━━━━━ Supplied data ━━━━━
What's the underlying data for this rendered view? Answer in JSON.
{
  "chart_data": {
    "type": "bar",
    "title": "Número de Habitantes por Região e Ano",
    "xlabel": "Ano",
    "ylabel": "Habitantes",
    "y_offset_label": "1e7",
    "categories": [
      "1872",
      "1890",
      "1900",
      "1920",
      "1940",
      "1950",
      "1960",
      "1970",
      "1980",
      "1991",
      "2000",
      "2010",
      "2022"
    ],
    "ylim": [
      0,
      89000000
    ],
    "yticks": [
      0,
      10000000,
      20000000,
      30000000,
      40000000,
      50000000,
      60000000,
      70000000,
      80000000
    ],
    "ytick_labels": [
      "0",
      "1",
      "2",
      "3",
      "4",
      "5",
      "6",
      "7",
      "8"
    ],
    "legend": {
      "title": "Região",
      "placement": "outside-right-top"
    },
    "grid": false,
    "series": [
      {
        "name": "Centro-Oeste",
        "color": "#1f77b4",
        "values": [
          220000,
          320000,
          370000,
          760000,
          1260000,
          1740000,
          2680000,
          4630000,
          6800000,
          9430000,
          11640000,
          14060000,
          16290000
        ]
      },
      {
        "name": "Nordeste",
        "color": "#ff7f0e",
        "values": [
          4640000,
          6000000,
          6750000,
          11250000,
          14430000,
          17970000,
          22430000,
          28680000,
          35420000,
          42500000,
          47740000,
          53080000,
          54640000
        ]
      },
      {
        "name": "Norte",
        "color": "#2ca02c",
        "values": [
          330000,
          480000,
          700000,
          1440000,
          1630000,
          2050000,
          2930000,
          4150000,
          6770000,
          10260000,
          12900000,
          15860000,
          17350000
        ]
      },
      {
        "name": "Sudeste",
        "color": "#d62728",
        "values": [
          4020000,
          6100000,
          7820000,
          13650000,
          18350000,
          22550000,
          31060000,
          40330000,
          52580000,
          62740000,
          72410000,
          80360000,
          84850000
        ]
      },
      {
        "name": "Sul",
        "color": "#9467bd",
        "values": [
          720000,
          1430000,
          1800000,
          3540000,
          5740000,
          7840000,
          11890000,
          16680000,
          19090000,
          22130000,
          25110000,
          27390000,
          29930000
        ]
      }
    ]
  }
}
━━━━━
■ Required task
Print every entry exactly as written.

■ Full output
What's the underlying data for this rendered view? Answer in JSON.
{
  "chart_data": {
    "type": "bar",
    "title": "Número de Habitantes por Região e Ano",
    "xlabel": "Ano",
    "ylabel": "Habitantes",
    "y_offset_label": "1e7",
    "categories": [
      "1872",
      "1890",
      "1900",
      "1920",
      "1940",
      "1950",
      "1960",
      "1970",
      "1980",
      "1991",
      "2000",
      "2010",
      "2022"
    ],
    "ylim": [
      0,
      89000000
    ],
    "yticks": [
      0,
      10000000,
      20000000,
      30000000,
      40000000,
      50000000,
      60000000,
      70000000,
      80000000
    ],
    "ytick_labels": [
      "0",
      "1",
      "2",
      "3",
      "4",
      "5",
      "6",
      "7",
      "8"
    ],
    "legend": {
      "title": "Região",
      "placement": "outside-right-top"
    },
    "grid": false,
    "series": [
      {
        "name": "Centro-Oeste",
        "color": "#1f77b4",
        "values": [
          220000,
          320000,
          370000,
          760000,
          1260000,
          1740000,
          2680000,
          4630000,
          6800000,
          9430000,
          11640000,
          14060000,
          16290000
        ]
      },
      {
        "name": "Nordeste",
        "color": "#ff7f0e",
        "values": [
          4640000,
          6000000,
          6750000,
          11250000,
          14430000,
          17970000,
          22430000,
          28680000,
          35420000,
          42500000,
          47740000,
          53080000,
          54640000
        ]
      },
      {
        "name": "Norte",
        "color": "#2ca02c",
        "values": [
          330000,
          480000,
          700000,
          1440000,
          1630000,
          2050000,
          2930000,
          4150000,
          6770000,
          10260000,
          12900000,
          15860000,
          17350000
        ]
      },
      {
        "name": "Sudeste",
        "color": "#d62728",
        "values": [
          4020000,
          6100000,
          7820000,
          13650000,
          18350000,
          22550000,
          31060000,
          40330000,
          52580000,
          62740000,
          72410000,
          80360000,
          84850000
        ]
      },
      {
        "name": "Sul",
        "color": "#9467bd",
        "values": [
          720000,
          1430000,
          1800000,
          3540000,
          5740000,
          7840000,
          11890000,
          16680000,
          19090000,
          22130000,
          25110000,
          27390000,
          29930000
        ]
      }
    ]
  }
}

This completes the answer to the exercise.